──────── ITEMS ────────
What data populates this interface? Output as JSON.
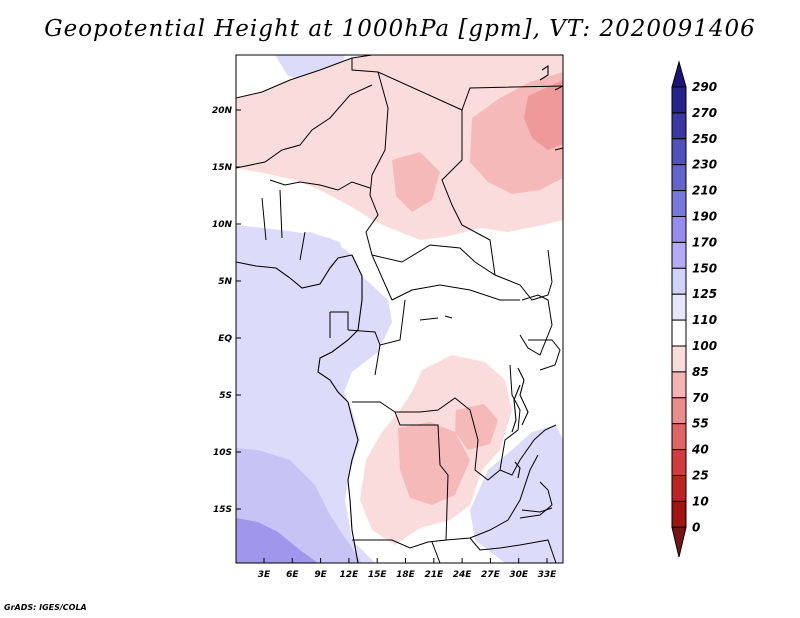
{
  "title": "Geopotential Height at 1000hPa [gpm], VT: 2020091406",
  "credit": "GrADS: IGES/COLA",
  "map": {
    "lat_labels": [
      "20N",
      "15N",
      "10N",
      "5N",
      "EQ",
      "5S",
      "10S",
      "15S"
    ],
    "lon_labels": [
      "3E",
      "6E",
      "9E",
      "12E",
      "15E",
      "18E",
      "21E",
      "24E",
      "27E",
      "30E",
      "33E"
    ]
  },
  "colorbar": {
    "levels": [
      "290",
      "270",
      "250",
      "230",
      "210",
      "190",
      "170",
      "150",
      "125",
      "110",
      "100",
      "85",
      "70",
      "55",
      "40",
      "25",
      "10",
      "0"
    ],
    "colors": [
      "#1e1478",
      "#28238c",
      "#3c37a5",
      "#5050be",
      "#6464cd",
      "#7878dc",
      "#968ceb",
      "#b4aaf5",
      "#d2d2f8",
      "#e6e6fa",
      "#ffffff",
      "#fadcdc",
      "#f5b4b4",
      "#eb8c8c",
      "#e16464",
      "#d23c3c",
      "#be2323",
      "#a01414",
      "#781414"
    ]
  },
  "colors": {
    "white": "#ffffff",
    "light_blue": "#dcdcfa",
    "mid_blue": "#c8c3f5",
    "deep_blue": "#a096eb",
    "light_red": "#fadcdc",
    "mid_red": "#f5b9b9",
    "deep_red": "#ef9a9a"
  }
}
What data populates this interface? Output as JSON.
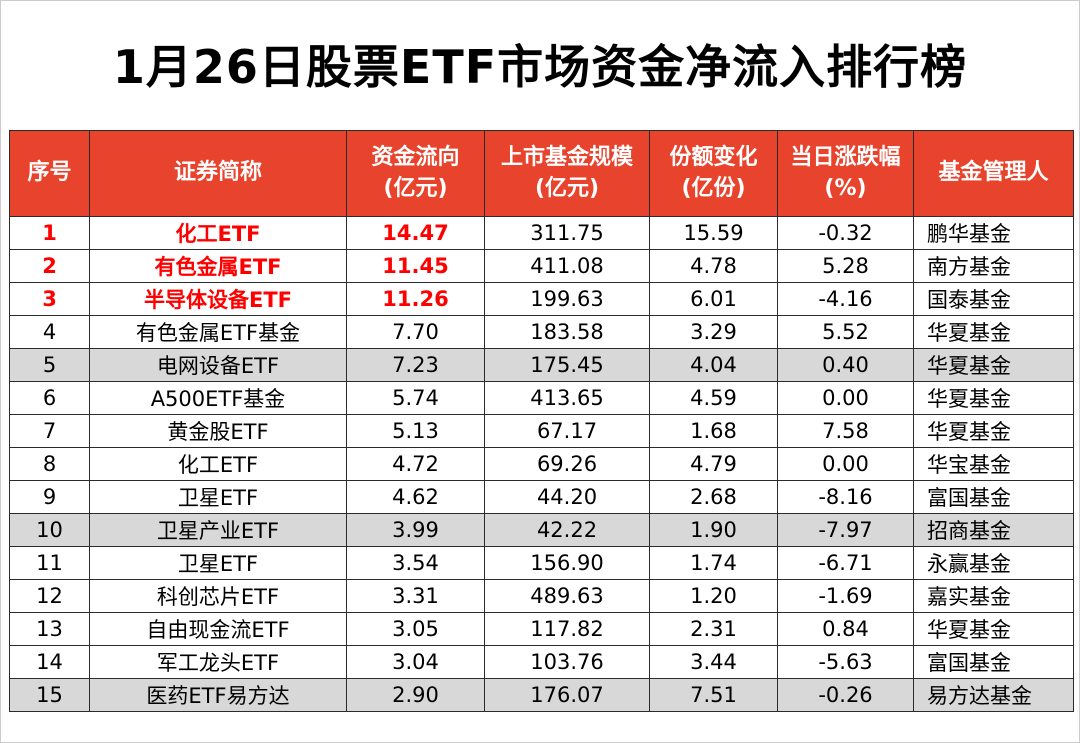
{
  "chart_data": {
    "type": "table",
    "title": "1月26日股票ETF市场资金净流入排行榜",
    "columns": [
      {
        "key": "rank",
        "label": "序号",
        "sublabel": ""
      },
      {
        "key": "name",
        "label": "证券简称",
        "sublabel": ""
      },
      {
        "key": "flow",
        "label": "资金流向",
        "sublabel": "(亿元)"
      },
      {
        "key": "scale",
        "label": "上市基金规模",
        "sublabel": "(亿元)"
      },
      {
        "key": "share",
        "label": "份额变化",
        "sublabel": "(亿份)"
      },
      {
        "key": "change",
        "label": "当日涨跌幅",
        "sublabel": "(%)"
      },
      {
        "key": "manager",
        "label": "基金管理人",
        "sublabel": ""
      }
    ],
    "rows": [
      {
        "rank": "1",
        "name": "化工ETF",
        "flow": "14.47",
        "scale": "311.75",
        "share": "15.59",
        "change": "-0.32",
        "manager": "鹏华基金"
      },
      {
        "rank": "2",
        "name": "有色金属ETF",
        "flow": "11.45",
        "scale": "411.08",
        "share": "4.78",
        "change": "5.28",
        "manager": "南方基金"
      },
      {
        "rank": "3",
        "name": "半导体设备ETF",
        "flow": "11.26",
        "scale": "199.63",
        "share": "6.01",
        "change": "-4.16",
        "manager": "国泰基金"
      },
      {
        "rank": "4",
        "name": "有色金属ETF基金",
        "flow": "7.70",
        "scale": "183.58",
        "share": "3.29",
        "change": "5.52",
        "manager": "华夏基金"
      },
      {
        "rank": "5",
        "name": "电网设备ETF",
        "flow": "7.23",
        "scale": "175.45",
        "share": "4.04",
        "change": "0.40",
        "manager": "华夏基金"
      },
      {
        "rank": "6",
        "name": "A500ETF基金",
        "flow": "5.74",
        "scale": "413.65",
        "share": "4.59",
        "change": "0.00",
        "manager": "华夏基金"
      },
      {
        "rank": "7",
        "name": "黄金股ETF",
        "flow": "5.13",
        "scale": "67.17",
        "share": "1.68",
        "change": "7.58",
        "manager": "华夏基金"
      },
      {
        "rank": "8",
        "name": "化工ETF",
        "flow": "4.72",
        "scale": "69.26",
        "share": "4.79",
        "change": "0.00",
        "manager": "华宝基金"
      },
      {
        "rank": "9",
        "name": "卫星ETF",
        "flow": "4.62",
        "scale": "44.20",
        "share": "2.68",
        "change": "-8.16",
        "manager": "富国基金"
      },
      {
        "rank": "10",
        "name": "卫星产业ETF",
        "flow": "3.99",
        "scale": "42.22",
        "share": "1.90",
        "change": "-7.97",
        "manager": "招商基金"
      },
      {
        "rank": "11",
        "name": "卫星ETF",
        "flow": "3.54",
        "scale": "156.90",
        "share": "1.74",
        "change": "-6.71",
        "manager": "永赢基金"
      },
      {
        "rank": "12",
        "name": "科创芯片ETF",
        "flow": "3.31",
        "scale": "489.63",
        "share": "1.20",
        "change": "-1.69",
        "manager": "嘉实基金"
      },
      {
        "rank": "13",
        "name": "自由现金流ETF",
        "flow": "3.05",
        "scale": "117.82",
        "share": "2.31",
        "change": "0.84",
        "manager": "华夏基金"
      },
      {
        "rank": "14",
        "name": "军工龙头ETF",
        "flow": "3.04",
        "scale": "103.76",
        "share": "3.44",
        "change": "-5.63",
        "manager": "富国基金"
      },
      {
        "rank": "15",
        "name": "医药ETF易方达",
        "flow": "2.90",
        "scale": "176.07",
        "share": "7.51",
        "change": "-0.26",
        "manager": "易方达基金"
      }
    ]
  },
  "colors": {
    "header_bg": "#E8432C",
    "highlight_text": "#FF0000",
    "stripe_bg": "#D8D8D8",
    "grid_line": "#2B2B2B"
  }
}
────────
Except for the pictures, reproduce every line exactly.

What data populates this interface? Output as JSON.
{
  "title": "Geopotential Height at 1000hPa [gpm], VT: 2020091406",
  "credit": "GrADS: IGES/COLA",
  "map": {
    "lat_labels": [
      "20N",
      "15N",
      "10N",
      "5N",
      "EQ",
      "5S",
      "10S",
      "15S"
    ],
    "lon_labels": [
      "3E",
      "6E",
      "9E",
      "12E",
      "15E",
      "18E",
      "21E",
      "24E",
      "27E",
      "30E",
      "33E"
    ]
  },
  "colorbar": {
    "levels": [
      "290",
      "270",
      "250",
      "230",
      "210",
      "190",
      "170",
      "150",
      "125",
      "110",
      "100",
      "85",
      "70",
      "55",
      "40",
      "25",
      "10",
      "0"
    ],
    "colors": [
      "#1e1478",
      "#28238c",
      "#3c37a5",
      "#5050be",
      "#6464cd",
      "#7878dc",
      "#968ceb",
      "#b4aaf5",
      "#d2d2f8",
      "#e6e6fa",
      "#ffffff",
      "#fadcdc",
      "#f5b4b4",
      "#eb8c8c",
      "#e16464",
      "#d23c3c",
      "#be2323",
      "#a01414",
      "#781414"
    ]
  },
  "colors": {
    "white": "#ffffff",
    "light_blue": "#dcdcfa",
    "mid_blue": "#c8c3f5",
    "deep_blue": "#a096eb",
    "light_red": "#fadcdc",
    "mid_red": "#f5b9b9",
    "deep_red": "#ef9a9a"
  }
}
What data populates this interface? Output as JSON.
{
  "chart_data": {
    "type": "table",
    "title": "1月26日股票ETF市场资金净流入排行榜",
    "columns": [
      {
        "key": "rank",
        "label": "序号",
        "sublabel": ""
      },
      {
        "key": "name",
        "label": "证券简称",
        "sublabel": ""
      },
      {
        "key": "flow",
        "label": "资金流向",
        "sublabel": "(亿元)"
      },
      {
        "key": "scale",
        "label": "上市基金规模",
        "sublabel": "(亿元)"
      },
      {
        "key": "share",
        "label": "份额变化",
        "sublabel": "(亿份)"
      },
      {
        "key": "change",
        "label": "当日涨跌幅",
        "sublabel": "(%)"
      },
      {
        "key": "manager",
        "label": "基金管理人",
        "sublabel": ""
      }
    ],
    "rows": [
      {
        "rank": "1",
        "name": "化工ETF",
        "flow": "14.47",
        "scale": "311.75",
        "share": "15.59",
        "change": "-0.32",
        "manager": "鹏华基金"
      },
      {
        "rank": "2",
        "name": "有色金属ETF",
        "flow": "11.45",
        "scale": "411.08",
        "share": "4.78",
        "change": "5.28",
        "manager": "南方基金"
      },
      {
        "rank": "3",
        "name": "半导体设备ETF",
        "flow": "11.26",
        "scale": "199.63",
        "share": "6.01",
        "change": "-4.16",
        "manager": "国泰基金"
      },
      {
        "rank": "4",
        "name": "有色金属ETF基金",
        "flow": "7.70",
        "scale": "183.58",
        "share": "3.29",
        "change": "5.52",
        "manager": "华夏基金"
      },
      {
        "rank": "5",
        "name": "电网设备ETF",
        "flow": "7.23",
        "scale": "175.45",
        "share": "4.04",
        "change": "0.40",
        "manager": "华夏基金"
      },
      {
        "rank": "6",
        "name": "A500ETF基金",
        "flow": "5.74",
        "scale": "413.65",
        "share": "4.59",
        "change": "0.00",
        "manager": "华夏基金"
      },
      {
        "rank": "7",
        "name": "黄金股ETF",
        "flow": "5.13",
        "scale": "67.17",
        "share": "1.68",
        "change": "7.58",
        "manager": "华夏基金"
      },
      {
        "rank": "8",
        "name": "化工ETF",
        "flow": "4.72",
        "scale": "69.26",
        "share": "4.79",
        "change": "0.00",
        "manager": "华宝基金"
      },
      {
        "rank": "9",
        "name": "卫星ETF",
        "flow": "4.62",
        "scale": "44.20",
        "share": "2.68",
        "change": "-8.16",
        "manager": "富国基金"
      },
      {
        "rank": "10",
        "name": "卫星产业ETF",
        "flow": "3.99",
        "scale": "42.22",
        "share": "1.90",
        "change": "-7.97",
        "manager": "招商基金"
      },
      {
        "rank": "11",
        "name": "卫星ETF",
        "flow": "3.54",
        "scale": "156.90",
        "share": "1.74",
        "change": "-6.71",
        "manager": "永赢基金"
      },
      {
        "rank": "12",
        "name": "科创芯片ETF",
        "flow": "3.31",
        "scale": "489.63",
        "share": "1.20",
        "change": "-1.69",
        "manager": "嘉实基金"
      },
      {
        "rank": "13",
        "name": "自由现金流ETF",
        "flow": "3.05",
        "scale": "117.82",
        "share": "2.31",
        "change": "0.84",
        "manager": "华夏基金"
      },
      {
        "rank": "14",
        "name": "军工龙头ETF",
        "flow": "3.04",
        "scale": "103.76",
        "share": "3.44",
        "change": "-5.63",
        "manager": "富国基金"
      },
      {
        "rank": "15",
        "name": "医药ETF易方达",
        "flow": "2.90",
        "scale": "176.07",
        "share": "7.51",
        "change": "-0.26",
        "manager": "易方达基金"
      }
    ]
  },
  "colors": {
    "header_bg": "#E8432C",
    "highlight_text": "#FF0000",
    "stripe_bg": "#D8D8D8",
    "grid_line": "#2B2B2B"
  }
}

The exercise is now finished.